UDOSTĘPNIONY FRAGMENT =>
┌──
Piwo Sabat Czarownic zakupiłam, gdy dostawałam już oczopląsu w pewnym sklepie z piwami regionalnymi i kiedy dotarłam już do momentu niemożności podjęcia dalszej decyzji co do piwa, jakie chciałabym kupić. A kupiłam wtedy 10 różnych piw i właśnie przy tym ostatnim mocno się zawahałam, gdy wtem moje oczy padły na etykietę… A tam? Zachęcająca nazwa, do tego kot oraz kolorystyka zbliżona do tej, w której sama lubuję (ciemny róż przypominający czerwień w kontraście do czerni).
Sabat Czarownic to propozycja od browaru kontraktowego Perun warzona dla Browaru Franciszków z Piaseczna przez Browary Regionalne Wąsosz. Jest to piwo w stylu dunkelweizen, czyli po prostu niemieckie ciemne pszeniczne piwo. W składzie odnajdziemy słody: pilzneński, pszeniczny, karmelowe, czekoladowy; chmiele: Sybilla, Iunga; drożdże: WB06.
Piwo debiutowało podczas I Warszawskiego Festiwalu Piwa (październik 2014). Autorem receptury i głównym piwowarem tego piwa jest Adam Czogalla.
Etykieta zapowiada iście bombastyczne doznania smakowe. Mamy obietnicę, że znajdziemy banany i goździki, karmel czy nuty deserowe i chlebowe, ukraszone jeszcze czekoladą. Do tego piwo ma być słodkie. Jednak tutaj uwaga – wprawdzie obietnica jest niezwykle kusząca, ale jest to piwo wytrawne. Oznacza to tyle, że piwo w odbiorze może być gorzkie oraz że idealnie nadaje się jako komponent niektórych posiłków, wyzwala z nich głębię smaku i aromatu.
Jak wypadło w rzeczywistości?
Mamy charakterystyczny ciemny kolor piwa przypominający lekko zagęszczoną karmelem herbatę, wyraźne zmętnienie. Piana mało zachwycająca – jest lekka, szybko się dziurawi i opada, pozostawiając ażurowe ozdoby na szkle. Zapach? Zapowiada słody pszeniczne, banan lekko majaczy, goździków niestety nie wyczułam, ale sam zapach był przyjemny, niezbyt intensywny. W smaku czuć wyraźnie, że bazą jest piwo pszeniczne uzupełnione o karmelowe słody (te czuć właściwie minimalnie) i owocowe aromaty, do tego wyczuwalne drożdże oraz bakalie. I tutaj w końcu poczułam goździkową nutę.
└──
Dane rozmieszczenia elementów =>
┌──
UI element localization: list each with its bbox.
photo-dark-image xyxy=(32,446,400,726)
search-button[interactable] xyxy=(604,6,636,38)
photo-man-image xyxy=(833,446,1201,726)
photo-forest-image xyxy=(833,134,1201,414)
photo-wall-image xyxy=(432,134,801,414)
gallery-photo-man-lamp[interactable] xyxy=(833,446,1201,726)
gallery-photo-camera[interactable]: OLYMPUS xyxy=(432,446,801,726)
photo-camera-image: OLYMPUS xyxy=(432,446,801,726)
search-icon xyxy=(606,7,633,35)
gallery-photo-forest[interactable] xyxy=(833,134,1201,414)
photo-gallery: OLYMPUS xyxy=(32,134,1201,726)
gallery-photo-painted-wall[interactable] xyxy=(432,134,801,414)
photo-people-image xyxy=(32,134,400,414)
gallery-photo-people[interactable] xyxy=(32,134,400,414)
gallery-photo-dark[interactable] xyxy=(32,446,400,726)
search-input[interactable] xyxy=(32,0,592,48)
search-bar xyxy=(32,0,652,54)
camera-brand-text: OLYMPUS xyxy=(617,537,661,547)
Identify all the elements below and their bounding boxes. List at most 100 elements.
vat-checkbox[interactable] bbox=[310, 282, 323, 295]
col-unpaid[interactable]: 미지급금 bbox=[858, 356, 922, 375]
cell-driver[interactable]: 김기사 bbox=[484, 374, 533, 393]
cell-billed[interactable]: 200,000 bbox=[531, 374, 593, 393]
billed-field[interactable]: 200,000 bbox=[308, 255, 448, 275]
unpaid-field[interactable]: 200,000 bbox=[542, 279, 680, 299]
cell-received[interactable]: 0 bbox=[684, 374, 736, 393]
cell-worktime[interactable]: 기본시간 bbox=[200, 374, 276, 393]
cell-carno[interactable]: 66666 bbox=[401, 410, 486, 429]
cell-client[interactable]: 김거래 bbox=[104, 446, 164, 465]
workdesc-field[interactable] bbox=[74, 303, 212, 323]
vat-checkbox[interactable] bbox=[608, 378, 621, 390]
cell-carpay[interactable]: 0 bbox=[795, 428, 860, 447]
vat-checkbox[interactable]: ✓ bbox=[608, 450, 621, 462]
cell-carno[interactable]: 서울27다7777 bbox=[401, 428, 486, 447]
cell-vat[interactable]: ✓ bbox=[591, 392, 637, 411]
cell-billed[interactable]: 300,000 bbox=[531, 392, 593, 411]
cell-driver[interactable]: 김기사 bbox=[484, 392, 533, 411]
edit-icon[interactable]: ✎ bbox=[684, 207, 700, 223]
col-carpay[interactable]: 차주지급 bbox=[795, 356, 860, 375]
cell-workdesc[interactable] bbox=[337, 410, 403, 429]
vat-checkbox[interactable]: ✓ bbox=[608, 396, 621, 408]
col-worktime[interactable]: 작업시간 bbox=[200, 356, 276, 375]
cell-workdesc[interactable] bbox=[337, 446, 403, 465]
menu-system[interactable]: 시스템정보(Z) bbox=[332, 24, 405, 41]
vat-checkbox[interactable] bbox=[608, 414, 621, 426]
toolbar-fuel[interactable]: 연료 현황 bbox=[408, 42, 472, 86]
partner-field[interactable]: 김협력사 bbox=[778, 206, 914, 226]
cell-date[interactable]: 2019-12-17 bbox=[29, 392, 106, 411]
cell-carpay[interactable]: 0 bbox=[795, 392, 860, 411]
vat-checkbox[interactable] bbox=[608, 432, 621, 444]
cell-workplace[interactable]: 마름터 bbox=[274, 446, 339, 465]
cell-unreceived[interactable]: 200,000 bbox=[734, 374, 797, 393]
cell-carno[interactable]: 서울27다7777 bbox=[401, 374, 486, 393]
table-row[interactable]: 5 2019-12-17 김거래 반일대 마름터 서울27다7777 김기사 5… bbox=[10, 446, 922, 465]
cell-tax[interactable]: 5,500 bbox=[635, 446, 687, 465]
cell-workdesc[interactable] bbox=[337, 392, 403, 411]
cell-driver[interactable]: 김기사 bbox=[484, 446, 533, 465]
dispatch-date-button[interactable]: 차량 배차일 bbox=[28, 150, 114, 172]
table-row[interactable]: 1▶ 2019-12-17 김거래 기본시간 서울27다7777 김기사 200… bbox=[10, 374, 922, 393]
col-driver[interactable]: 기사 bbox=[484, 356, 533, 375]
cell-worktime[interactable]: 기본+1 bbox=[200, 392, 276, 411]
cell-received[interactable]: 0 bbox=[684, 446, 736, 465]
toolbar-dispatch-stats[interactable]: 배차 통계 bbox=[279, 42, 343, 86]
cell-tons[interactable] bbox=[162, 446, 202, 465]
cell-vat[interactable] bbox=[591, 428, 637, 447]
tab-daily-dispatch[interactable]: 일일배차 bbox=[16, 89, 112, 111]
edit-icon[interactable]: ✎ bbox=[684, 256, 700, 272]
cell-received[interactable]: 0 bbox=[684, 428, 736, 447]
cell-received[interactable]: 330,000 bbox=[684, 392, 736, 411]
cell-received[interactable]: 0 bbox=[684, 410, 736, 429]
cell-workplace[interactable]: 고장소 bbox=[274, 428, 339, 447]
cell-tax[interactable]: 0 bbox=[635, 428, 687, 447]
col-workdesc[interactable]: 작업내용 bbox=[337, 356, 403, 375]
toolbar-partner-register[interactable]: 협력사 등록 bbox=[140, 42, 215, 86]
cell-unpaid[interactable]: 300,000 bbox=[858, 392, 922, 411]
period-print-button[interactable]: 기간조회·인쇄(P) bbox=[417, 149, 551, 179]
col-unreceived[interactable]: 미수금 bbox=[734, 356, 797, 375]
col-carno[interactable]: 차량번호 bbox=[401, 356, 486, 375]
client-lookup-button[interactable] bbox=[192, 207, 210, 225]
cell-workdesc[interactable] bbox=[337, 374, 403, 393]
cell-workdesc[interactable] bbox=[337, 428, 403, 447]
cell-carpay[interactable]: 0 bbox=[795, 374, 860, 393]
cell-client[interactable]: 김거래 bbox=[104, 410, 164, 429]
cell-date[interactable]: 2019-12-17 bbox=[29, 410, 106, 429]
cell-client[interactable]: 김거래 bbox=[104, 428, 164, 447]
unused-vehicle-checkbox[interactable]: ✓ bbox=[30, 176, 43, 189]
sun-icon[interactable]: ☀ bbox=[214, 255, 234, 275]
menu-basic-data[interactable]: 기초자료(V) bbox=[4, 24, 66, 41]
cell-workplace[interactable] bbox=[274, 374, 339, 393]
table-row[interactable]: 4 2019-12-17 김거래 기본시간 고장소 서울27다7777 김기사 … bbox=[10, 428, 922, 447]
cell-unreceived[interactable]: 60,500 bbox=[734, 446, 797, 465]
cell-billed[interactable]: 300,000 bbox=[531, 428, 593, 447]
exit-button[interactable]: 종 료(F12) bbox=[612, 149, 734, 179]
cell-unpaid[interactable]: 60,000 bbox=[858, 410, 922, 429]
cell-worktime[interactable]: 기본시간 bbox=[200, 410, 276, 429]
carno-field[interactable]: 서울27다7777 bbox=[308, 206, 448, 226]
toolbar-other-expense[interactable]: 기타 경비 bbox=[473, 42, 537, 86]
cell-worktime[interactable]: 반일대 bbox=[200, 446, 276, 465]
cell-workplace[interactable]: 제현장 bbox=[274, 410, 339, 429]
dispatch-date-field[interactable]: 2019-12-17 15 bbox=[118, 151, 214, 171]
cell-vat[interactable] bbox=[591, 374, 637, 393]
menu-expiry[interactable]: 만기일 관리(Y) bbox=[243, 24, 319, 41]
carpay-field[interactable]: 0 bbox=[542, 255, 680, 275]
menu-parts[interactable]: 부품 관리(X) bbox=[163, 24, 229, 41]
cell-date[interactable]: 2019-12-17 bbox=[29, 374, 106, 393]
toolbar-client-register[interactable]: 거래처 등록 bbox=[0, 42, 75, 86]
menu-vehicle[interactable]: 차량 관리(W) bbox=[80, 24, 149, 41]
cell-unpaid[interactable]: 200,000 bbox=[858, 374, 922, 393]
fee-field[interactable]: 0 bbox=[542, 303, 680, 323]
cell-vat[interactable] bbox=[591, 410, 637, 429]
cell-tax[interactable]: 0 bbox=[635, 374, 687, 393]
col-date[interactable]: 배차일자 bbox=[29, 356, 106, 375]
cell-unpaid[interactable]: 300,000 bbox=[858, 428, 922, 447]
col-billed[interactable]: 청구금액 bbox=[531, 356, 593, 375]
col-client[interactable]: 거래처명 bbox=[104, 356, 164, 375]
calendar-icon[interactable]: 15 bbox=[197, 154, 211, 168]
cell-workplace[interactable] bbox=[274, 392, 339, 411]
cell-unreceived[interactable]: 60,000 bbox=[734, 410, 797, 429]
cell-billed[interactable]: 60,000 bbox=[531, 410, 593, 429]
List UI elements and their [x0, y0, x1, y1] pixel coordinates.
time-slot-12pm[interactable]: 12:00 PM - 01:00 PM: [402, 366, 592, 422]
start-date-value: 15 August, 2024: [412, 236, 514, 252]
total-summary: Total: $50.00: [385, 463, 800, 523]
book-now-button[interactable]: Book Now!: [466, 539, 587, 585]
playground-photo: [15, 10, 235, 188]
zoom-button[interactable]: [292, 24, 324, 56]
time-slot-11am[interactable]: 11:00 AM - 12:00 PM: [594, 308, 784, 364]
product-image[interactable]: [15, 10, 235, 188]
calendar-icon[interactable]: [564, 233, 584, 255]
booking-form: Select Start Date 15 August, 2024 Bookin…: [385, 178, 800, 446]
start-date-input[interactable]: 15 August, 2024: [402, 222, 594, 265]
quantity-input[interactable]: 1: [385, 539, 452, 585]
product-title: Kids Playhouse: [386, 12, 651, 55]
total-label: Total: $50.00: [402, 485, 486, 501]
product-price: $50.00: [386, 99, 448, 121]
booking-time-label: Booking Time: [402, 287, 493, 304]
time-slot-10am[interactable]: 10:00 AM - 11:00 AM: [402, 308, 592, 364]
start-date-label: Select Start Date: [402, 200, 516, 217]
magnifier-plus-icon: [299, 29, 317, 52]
└──
POLECENIE 1 => Kto według tekstu o piwie Sabat Czarownic jest autorem receptury i głównym piwowarem tego piwa?
POLECENIE 2 => Przytocz dosłownie fragment tekstu o piwie Sabat Czarownic od słów „Sabat Czarownic to” aż do słów „Iunga; drożdże: WB06.”.

WYNIK 1 => Adam Czogalla.

WYNIK 2 =>
Sabat Czarownic to propozycja od browaru kontraktowego Perun warzona dla Browaru Franciszków z Piaseczna przez Browary Regionalne Wąsosz. Jest to piwo w stylu dunkelweizen, czyli po prostu niemieckie ciemne pszeniczne piwo. W składzie odnajdziemy słody: pilzneński, pszeniczny, karmelowe, czekoladowy; chmiele: Sybilla, Iunga; drożdże: WB06.